Go through each line of the records below and count those with the word "subtitle". Give only the count.

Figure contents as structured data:

-*-*-

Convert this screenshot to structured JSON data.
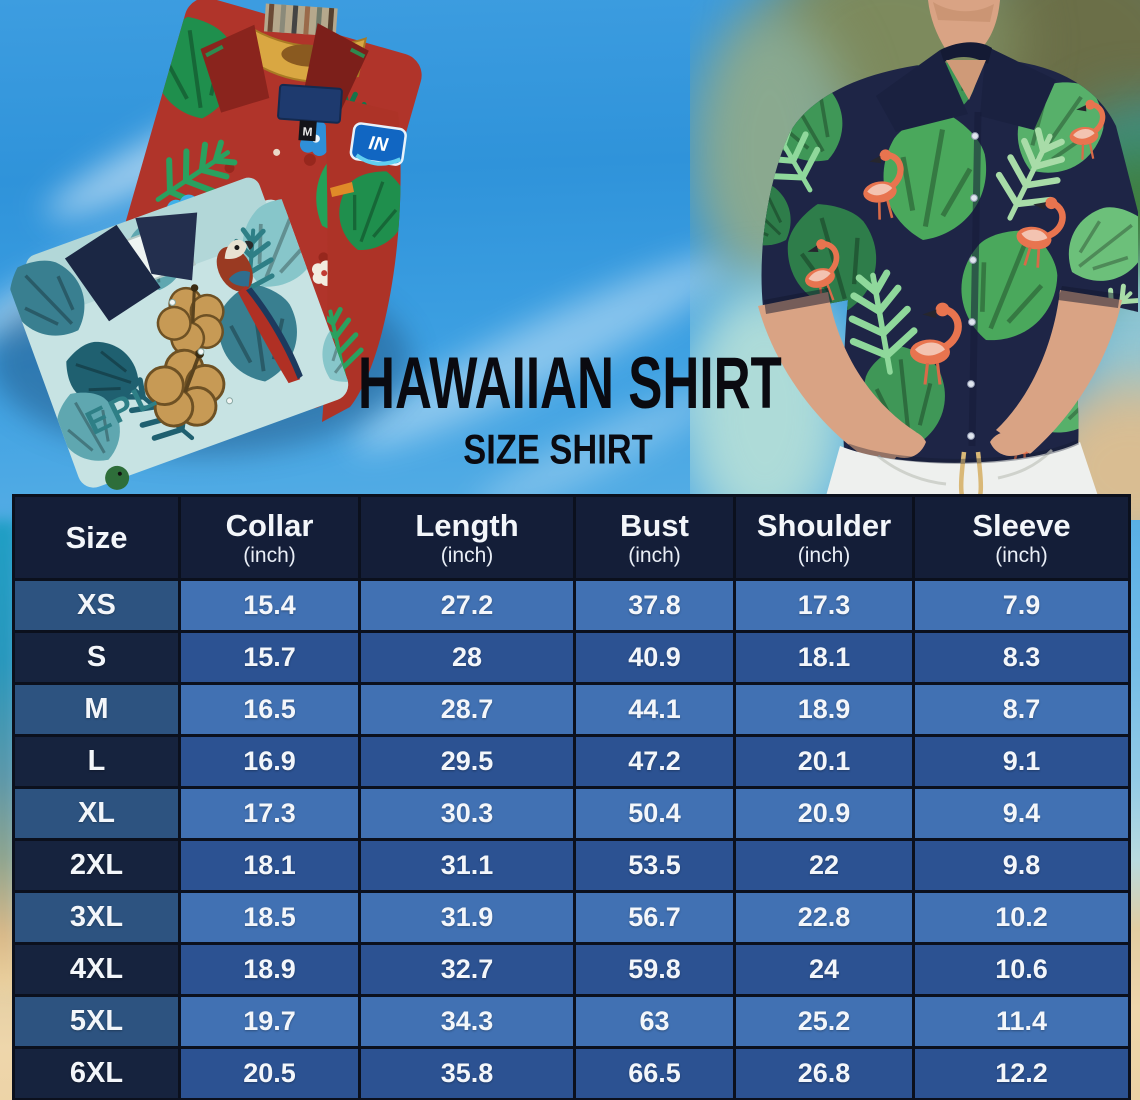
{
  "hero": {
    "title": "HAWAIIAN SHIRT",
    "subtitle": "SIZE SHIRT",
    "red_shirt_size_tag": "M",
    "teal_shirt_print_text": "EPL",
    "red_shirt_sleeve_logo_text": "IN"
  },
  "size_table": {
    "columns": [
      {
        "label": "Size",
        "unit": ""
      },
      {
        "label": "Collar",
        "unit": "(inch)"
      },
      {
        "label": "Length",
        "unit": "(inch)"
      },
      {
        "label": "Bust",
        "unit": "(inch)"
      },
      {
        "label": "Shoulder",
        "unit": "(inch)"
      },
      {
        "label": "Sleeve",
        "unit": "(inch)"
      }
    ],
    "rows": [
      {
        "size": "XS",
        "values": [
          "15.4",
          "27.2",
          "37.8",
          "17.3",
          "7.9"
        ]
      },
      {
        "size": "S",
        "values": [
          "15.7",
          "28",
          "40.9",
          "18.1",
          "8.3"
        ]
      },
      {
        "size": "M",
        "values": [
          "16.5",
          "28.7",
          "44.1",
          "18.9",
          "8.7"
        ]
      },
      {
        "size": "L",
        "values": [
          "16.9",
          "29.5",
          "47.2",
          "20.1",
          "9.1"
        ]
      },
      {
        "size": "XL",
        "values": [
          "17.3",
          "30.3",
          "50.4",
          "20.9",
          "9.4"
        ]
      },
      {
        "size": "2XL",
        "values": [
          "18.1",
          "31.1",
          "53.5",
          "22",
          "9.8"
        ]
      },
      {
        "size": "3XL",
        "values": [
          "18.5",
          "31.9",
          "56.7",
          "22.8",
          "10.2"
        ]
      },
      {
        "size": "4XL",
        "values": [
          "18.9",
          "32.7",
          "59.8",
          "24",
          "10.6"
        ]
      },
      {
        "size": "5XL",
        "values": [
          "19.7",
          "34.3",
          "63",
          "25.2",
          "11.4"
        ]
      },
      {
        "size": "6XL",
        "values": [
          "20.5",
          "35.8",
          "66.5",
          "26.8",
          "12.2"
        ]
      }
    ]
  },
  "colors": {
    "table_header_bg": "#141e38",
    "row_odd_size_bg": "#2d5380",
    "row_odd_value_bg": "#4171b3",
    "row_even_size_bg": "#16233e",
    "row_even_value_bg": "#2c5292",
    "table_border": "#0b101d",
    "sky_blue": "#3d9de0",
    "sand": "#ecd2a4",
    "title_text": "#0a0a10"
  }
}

-*-*-

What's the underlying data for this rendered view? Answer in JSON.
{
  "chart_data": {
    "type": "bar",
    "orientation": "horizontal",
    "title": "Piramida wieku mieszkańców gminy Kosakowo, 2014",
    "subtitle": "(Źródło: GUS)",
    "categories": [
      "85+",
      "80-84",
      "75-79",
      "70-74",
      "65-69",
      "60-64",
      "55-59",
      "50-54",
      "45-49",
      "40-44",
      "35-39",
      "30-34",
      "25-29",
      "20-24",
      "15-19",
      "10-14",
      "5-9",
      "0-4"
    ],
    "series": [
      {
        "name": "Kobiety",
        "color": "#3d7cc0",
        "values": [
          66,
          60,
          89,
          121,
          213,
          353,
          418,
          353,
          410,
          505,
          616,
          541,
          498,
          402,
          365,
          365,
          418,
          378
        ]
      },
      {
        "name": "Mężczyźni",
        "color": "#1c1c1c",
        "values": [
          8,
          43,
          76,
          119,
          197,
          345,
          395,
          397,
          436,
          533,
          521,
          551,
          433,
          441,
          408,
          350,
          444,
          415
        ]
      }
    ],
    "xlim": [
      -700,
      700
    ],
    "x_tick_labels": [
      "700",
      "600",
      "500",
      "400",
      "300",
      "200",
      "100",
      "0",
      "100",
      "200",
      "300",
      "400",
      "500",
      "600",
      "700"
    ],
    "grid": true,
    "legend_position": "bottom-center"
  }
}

-*-*-

| Output |
2